PROBLEM DETAILS>
Locate every line in the records below that holds the word "Descriptive" and return each one.

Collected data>
◇ ◇ ◇ ◇ ◇ ◇ ◇
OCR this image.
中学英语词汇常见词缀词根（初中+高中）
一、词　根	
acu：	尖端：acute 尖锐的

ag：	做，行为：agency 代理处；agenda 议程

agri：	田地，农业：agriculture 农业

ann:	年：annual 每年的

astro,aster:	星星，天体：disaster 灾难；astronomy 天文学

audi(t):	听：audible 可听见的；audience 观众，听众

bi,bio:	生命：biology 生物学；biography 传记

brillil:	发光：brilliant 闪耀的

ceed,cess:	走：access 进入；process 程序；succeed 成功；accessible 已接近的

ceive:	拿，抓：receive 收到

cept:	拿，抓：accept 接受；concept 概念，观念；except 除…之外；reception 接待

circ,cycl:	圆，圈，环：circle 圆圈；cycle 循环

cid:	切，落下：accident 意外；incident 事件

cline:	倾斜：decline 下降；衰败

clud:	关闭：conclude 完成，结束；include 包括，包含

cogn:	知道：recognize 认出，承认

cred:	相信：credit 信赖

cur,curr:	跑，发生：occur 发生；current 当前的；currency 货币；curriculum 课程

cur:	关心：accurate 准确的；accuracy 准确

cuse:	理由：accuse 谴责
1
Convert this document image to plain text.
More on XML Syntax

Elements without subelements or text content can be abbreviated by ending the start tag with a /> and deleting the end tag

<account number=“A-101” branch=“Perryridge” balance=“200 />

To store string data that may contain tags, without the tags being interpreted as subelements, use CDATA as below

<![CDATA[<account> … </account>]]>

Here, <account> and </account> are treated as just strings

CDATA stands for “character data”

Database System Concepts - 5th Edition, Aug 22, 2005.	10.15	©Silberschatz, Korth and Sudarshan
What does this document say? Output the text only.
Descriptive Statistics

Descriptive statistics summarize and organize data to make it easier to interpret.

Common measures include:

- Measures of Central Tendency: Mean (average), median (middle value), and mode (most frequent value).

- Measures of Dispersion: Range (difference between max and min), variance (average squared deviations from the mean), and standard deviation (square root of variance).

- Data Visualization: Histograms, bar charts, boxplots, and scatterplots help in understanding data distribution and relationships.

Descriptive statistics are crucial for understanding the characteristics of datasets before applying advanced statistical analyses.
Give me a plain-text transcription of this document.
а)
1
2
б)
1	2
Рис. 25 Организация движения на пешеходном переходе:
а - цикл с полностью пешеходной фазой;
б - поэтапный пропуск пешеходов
◇ ◇ ◇ ◇ ◇ ◇ ◇
FINAL RESULT>
Descriptive Statistics
Descriptive statistics summarize and organize data to make it easier to interpret.
Descriptive statistics are crucial for understanding the characteristics of datasets before applying advanced statistical analyses.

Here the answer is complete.